Every line below should be copied exactly; drop the pictures.

--- start of Data supplied ---

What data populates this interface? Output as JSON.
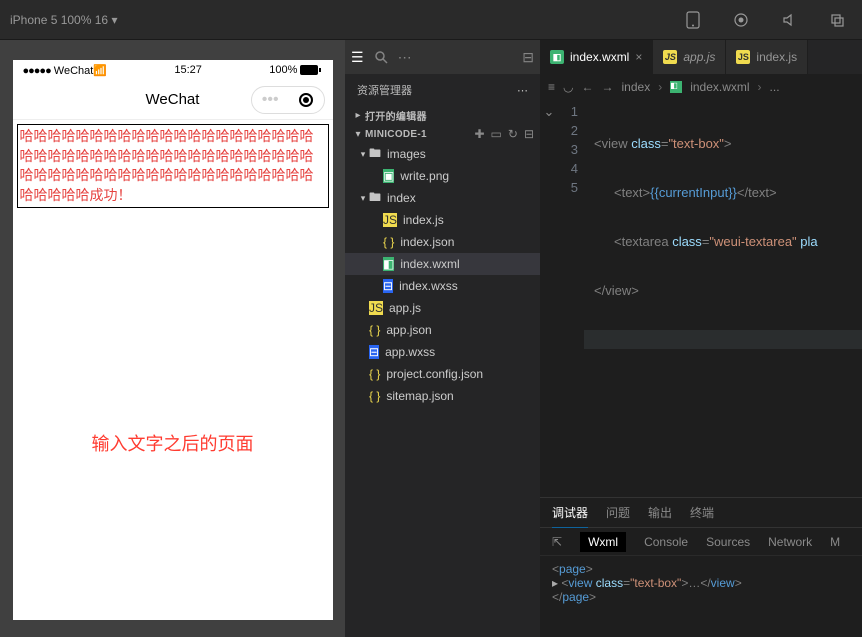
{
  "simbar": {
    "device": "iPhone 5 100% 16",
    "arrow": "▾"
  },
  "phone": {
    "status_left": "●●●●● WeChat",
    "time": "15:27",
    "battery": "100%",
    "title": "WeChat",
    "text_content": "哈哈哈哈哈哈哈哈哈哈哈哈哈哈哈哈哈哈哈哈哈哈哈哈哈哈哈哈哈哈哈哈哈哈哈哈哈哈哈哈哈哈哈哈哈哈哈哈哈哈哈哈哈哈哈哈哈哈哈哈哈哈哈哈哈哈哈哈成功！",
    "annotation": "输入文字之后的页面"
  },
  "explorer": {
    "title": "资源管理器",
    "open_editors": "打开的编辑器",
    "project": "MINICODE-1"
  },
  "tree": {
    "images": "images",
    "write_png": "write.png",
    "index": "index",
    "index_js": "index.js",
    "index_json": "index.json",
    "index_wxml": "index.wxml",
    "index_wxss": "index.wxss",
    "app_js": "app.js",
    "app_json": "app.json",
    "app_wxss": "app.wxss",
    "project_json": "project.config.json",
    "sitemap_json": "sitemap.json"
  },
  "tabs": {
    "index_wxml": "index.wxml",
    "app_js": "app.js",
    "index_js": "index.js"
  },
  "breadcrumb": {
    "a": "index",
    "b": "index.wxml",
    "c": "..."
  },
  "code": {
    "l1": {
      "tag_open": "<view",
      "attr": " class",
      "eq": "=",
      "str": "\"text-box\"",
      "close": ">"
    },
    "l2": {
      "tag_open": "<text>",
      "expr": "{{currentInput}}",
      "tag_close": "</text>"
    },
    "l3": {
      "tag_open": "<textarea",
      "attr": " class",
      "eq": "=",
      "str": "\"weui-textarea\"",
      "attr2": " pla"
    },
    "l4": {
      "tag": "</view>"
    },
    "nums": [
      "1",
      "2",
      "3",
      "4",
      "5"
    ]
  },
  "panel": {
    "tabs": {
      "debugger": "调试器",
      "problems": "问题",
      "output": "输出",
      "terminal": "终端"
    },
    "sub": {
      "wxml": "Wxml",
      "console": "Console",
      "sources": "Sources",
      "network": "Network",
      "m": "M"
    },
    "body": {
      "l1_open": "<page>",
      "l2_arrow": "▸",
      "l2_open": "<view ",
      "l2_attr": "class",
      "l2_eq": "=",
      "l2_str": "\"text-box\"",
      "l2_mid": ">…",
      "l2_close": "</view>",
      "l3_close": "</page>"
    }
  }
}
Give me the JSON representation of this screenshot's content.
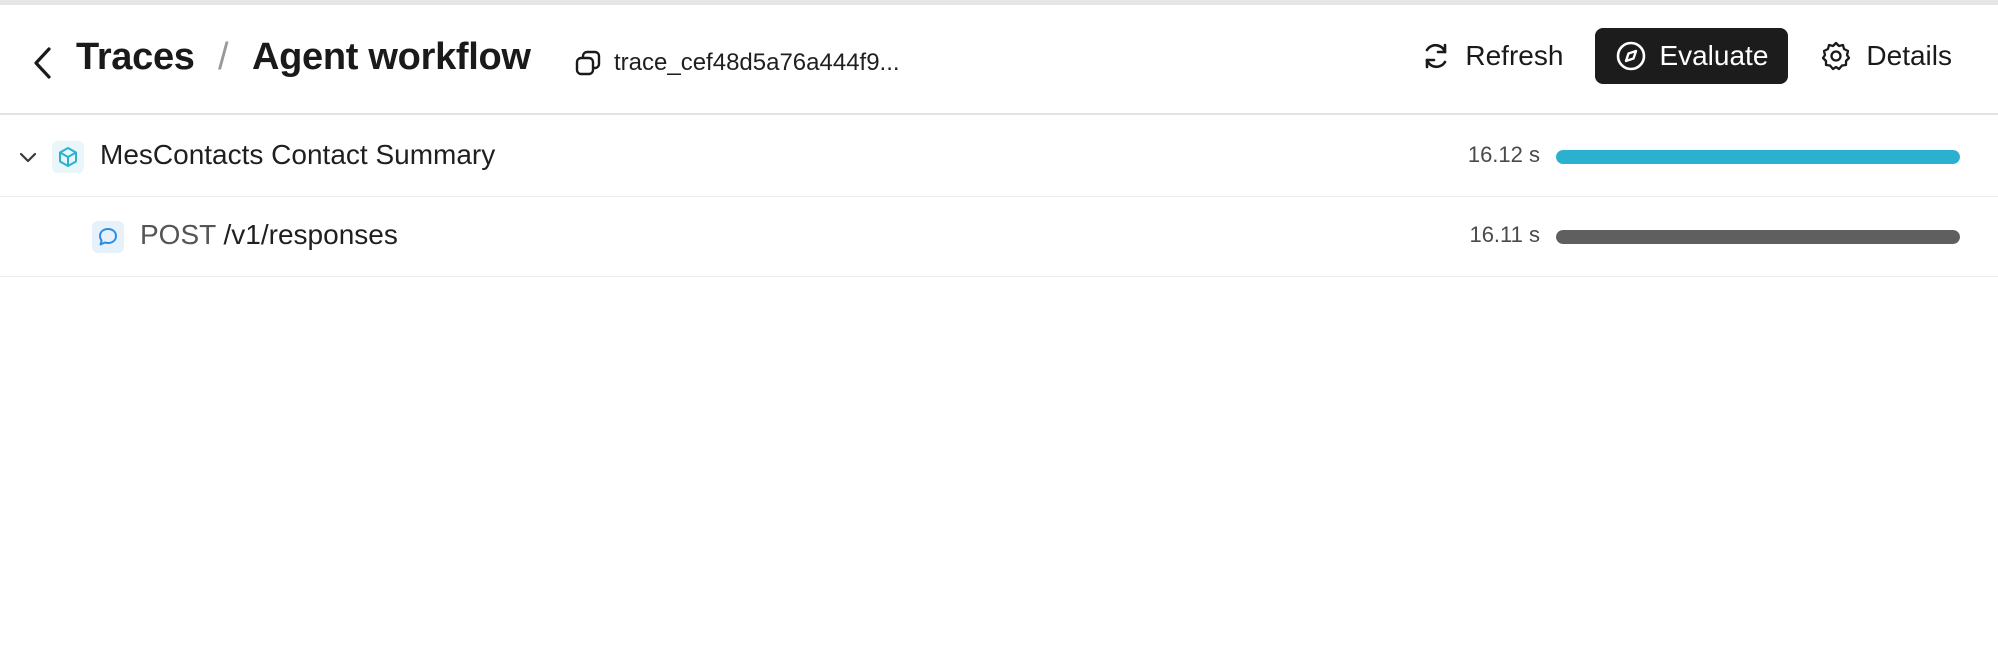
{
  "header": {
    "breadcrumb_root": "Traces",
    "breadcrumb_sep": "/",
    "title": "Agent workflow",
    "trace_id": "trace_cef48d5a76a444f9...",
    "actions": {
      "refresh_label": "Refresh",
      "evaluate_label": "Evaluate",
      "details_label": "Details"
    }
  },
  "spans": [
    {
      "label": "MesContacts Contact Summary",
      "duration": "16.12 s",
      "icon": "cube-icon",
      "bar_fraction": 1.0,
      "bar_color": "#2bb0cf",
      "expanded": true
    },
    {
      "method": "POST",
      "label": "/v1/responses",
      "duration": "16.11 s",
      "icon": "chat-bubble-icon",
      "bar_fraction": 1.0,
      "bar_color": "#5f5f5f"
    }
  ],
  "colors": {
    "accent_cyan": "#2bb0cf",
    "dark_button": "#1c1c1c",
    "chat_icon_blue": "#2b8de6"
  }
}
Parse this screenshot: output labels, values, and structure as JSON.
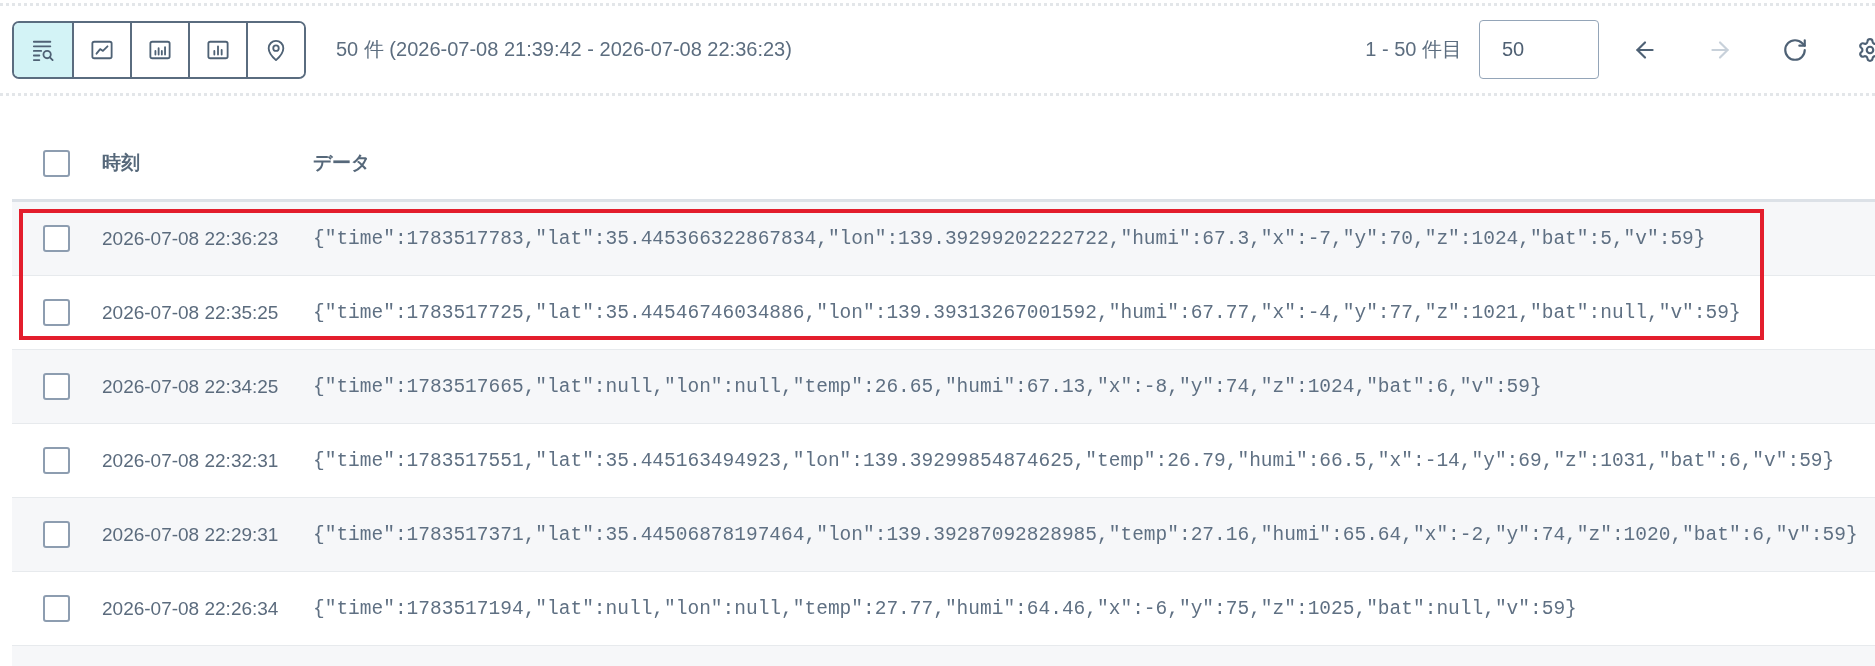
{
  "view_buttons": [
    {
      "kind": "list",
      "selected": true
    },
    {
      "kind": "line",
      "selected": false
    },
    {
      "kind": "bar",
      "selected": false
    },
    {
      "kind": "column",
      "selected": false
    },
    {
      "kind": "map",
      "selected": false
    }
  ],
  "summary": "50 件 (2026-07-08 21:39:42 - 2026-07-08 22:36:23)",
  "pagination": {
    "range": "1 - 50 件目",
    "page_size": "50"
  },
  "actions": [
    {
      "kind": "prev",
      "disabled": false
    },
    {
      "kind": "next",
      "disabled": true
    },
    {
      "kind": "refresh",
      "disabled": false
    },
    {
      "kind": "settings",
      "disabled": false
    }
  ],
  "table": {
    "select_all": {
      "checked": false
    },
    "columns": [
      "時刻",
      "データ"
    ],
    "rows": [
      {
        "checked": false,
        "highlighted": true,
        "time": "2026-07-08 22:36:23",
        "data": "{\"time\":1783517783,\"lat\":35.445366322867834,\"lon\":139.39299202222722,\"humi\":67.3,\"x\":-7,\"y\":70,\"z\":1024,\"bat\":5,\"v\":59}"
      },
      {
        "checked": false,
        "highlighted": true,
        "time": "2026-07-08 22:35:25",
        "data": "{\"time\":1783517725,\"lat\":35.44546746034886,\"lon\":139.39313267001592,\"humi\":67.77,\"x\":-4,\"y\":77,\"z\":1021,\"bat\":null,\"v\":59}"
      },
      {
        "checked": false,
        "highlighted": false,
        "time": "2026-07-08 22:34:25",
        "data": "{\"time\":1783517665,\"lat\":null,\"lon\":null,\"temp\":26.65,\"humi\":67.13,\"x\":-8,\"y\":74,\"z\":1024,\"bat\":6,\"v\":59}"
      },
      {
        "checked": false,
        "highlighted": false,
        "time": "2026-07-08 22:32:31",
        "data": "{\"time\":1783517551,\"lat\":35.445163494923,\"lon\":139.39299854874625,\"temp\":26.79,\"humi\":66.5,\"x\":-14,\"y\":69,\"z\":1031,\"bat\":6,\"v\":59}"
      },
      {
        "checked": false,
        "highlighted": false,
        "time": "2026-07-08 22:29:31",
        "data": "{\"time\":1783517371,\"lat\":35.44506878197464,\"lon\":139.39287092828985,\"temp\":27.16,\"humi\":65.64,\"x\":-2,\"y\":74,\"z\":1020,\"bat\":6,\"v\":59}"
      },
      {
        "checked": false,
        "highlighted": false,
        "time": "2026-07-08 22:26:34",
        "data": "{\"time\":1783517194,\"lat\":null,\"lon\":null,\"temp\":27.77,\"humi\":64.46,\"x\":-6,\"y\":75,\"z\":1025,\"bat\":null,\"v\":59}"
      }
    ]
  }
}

--- end of Data supplied ---

Final result:
What data populates this interface? Output as JSON.
{
  "simbar": {
    "device": "iPhone 5 100% 16",
    "arrow": "▾"
  },
  "phone": {
    "status_left": "●●●●● WeChat",
    "time": "15:27",
    "battery": "100%",
    "title": "WeChat",
    "text_content": "哈哈哈哈哈哈哈哈哈哈哈哈哈哈哈哈哈哈哈哈哈哈哈哈哈哈哈哈哈哈哈哈哈哈哈哈哈哈哈哈哈哈哈哈哈哈哈哈哈哈哈哈哈哈哈哈哈哈哈哈哈哈哈哈哈哈哈哈成功！",
    "annotation": "输入文字之后的页面"
  },
  "explorer": {
    "title": "资源管理器",
    "open_editors": "打开的编辑器",
    "project": "MINICODE-1"
  },
  "tree": {
    "images": "images",
    "write_png": "write.png",
    "index": "index",
    "index_js": "index.js",
    "index_json": "index.json",
    "index_wxml": "index.wxml",
    "index_wxss": "index.wxss",
    "app_js": "app.js",
    "app_json": "app.json",
    "app_wxss": "app.wxss",
    "project_json": "project.config.json",
    "sitemap_json": "sitemap.json"
  },
  "tabs": {
    "index_wxml": "index.wxml",
    "app_js": "app.js",
    "index_js": "index.js"
  },
  "breadcrumb": {
    "a": "index",
    "b": "index.wxml",
    "c": "..."
  },
  "code": {
    "l1": {
      "tag_open": "<view",
      "attr": " class",
      "eq": "=",
      "str": "\"text-box\"",
      "close": ">"
    },
    "l2": {
      "tag_open": "<text>",
      "expr": "{{currentInput}}",
      "tag_close": "</text>"
    },
    "l3": {
      "tag_open": "<textarea",
      "attr": " class",
      "eq": "=",
      "str": "\"weui-textarea\"",
      "attr2": " pla"
    },
    "l4": {
      "tag": "</view>"
    },
    "nums": [
      "1",
      "2",
      "3",
      "4",
      "5"
    ]
  },
  "panel": {
    "tabs": {
      "debugger": "调试器",
      "problems": "问题",
      "output": "输出",
      "terminal": "终端"
    },
    "sub": {
      "wxml": "Wxml",
      "console": "Console",
      "sources": "Sources",
      "network": "Network",
      "m": "M"
    },
    "body": {
      "l1_open": "<page>",
      "l2_arrow": "▸",
      "l2_open": "<view ",
      "l2_attr": "class",
      "l2_eq": "=",
      "l2_str": "\"text-box\"",
      "l2_mid": ">…",
      "l2_close": "</view>",
      "l3_close": "</page>"
    }
  }
}
Give me the JSON representation of this screenshot's content.
{
  "header": {
    "breadcrumb_root": "Traces",
    "breadcrumb_sep": "/",
    "title": "Agent workflow",
    "trace_id": "trace_cef48d5a76a444f9...",
    "actions": {
      "refresh_label": "Refresh",
      "evaluate_label": "Evaluate",
      "details_label": "Details"
    }
  },
  "spans": [
    {
      "label": "MesContacts Contact Summary",
      "duration": "16.12 s",
      "icon": "cube-icon",
      "bar_fraction": 1.0,
      "bar_color": "#2bb0cf",
      "expanded": true
    },
    {
      "method": "POST",
      "label": "/v1/responses",
      "duration": "16.11 s",
      "icon": "chat-bubble-icon",
      "bar_fraction": 1.0,
      "bar_color": "#5f5f5f"
    }
  ],
  "colors": {
    "accent_cyan": "#2bb0cf",
    "dark_button": "#1c1c1c",
    "chat_icon_blue": "#2b8de6"
  }
}
Parse this screenshot: output labels, values, and structure as JSON.
{
  "view_buttons": [
    {
      "kind": "list",
      "selected": true
    },
    {
      "kind": "line",
      "selected": false
    },
    {
      "kind": "bar",
      "selected": false
    },
    {
      "kind": "column",
      "selected": false
    },
    {
      "kind": "map",
      "selected": false
    }
  ],
  "summary": "50 件 (2026-07-08 21:39:42 - 2026-07-08 22:36:23)",
  "pagination": {
    "range": "1 - 50 件目",
    "page_size": "50"
  },
  "actions": [
    {
      "kind": "prev",
      "disabled": false
    },
    {
      "kind": "next",
      "disabled": true
    },
    {
      "kind": "refresh",
      "disabled": false
    },
    {
      "kind": "settings",
      "disabled": false
    }
  ],
  "table": {
    "select_all": {
      "checked": false
    },
    "columns": [
      "時刻",
      "データ"
    ],
    "rows": [
      {
        "checked": false,
        "highlighted": true,
        "time": "2026-07-08 22:36:23",
        "data": "{\"time\":1783517783,\"lat\":35.445366322867834,\"lon\":139.39299202222722,\"humi\":67.3,\"x\":-7,\"y\":70,\"z\":1024,\"bat\":5,\"v\":59}"
      },
      {
        "checked": false,
        "highlighted": true,
        "time": "2026-07-08 22:35:25",
        "data": "{\"time\":1783517725,\"lat\":35.44546746034886,\"lon\":139.39313267001592,\"humi\":67.77,\"x\":-4,\"y\":77,\"z\":1021,\"bat\":null,\"v\":59}"
      },
      {
        "checked": false,
        "highlighted": false,
        "time": "2026-07-08 22:34:25",
        "data": "{\"time\":1783517665,\"lat\":null,\"lon\":null,\"temp\":26.65,\"humi\":67.13,\"x\":-8,\"y\":74,\"z\":1024,\"bat\":6,\"v\":59}"
      },
      {
        "checked": false,
        "highlighted": false,
        "time": "2026-07-08 22:32:31",
        "data": "{\"time\":1783517551,\"lat\":35.445163494923,\"lon\":139.39299854874625,\"temp\":26.79,\"humi\":66.5,\"x\":-14,\"y\":69,\"z\":1031,\"bat\":6,\"v\":59}"
      },
      {
        "checked": false,
        "highlighted": false,
        "time": "2026-07-08 22:29:31",
        "data": "{\"time\":1783517371,\"lat\":35.44506878197464,\"lon\":139.39287092828985,\"temp\":27.16,\"humi\":65.64,\"x\":-2,\"y\":74,\"z\":1020,\"bat\":6,\"v\":59}"
      },
      {
        "checked": false,
        "highlighted": false,
        "time": "2026-07-08 22:26:34",
        "data": "{\"time\":1783517194,\"lat\":null,\"lon\":null,\"temp\":27.77,\"humi\":64.46,\"x\":-6,\"y\":75,\"z\":1025,\"bat\":null,\"v\":59}"
      }
    ]
  }
}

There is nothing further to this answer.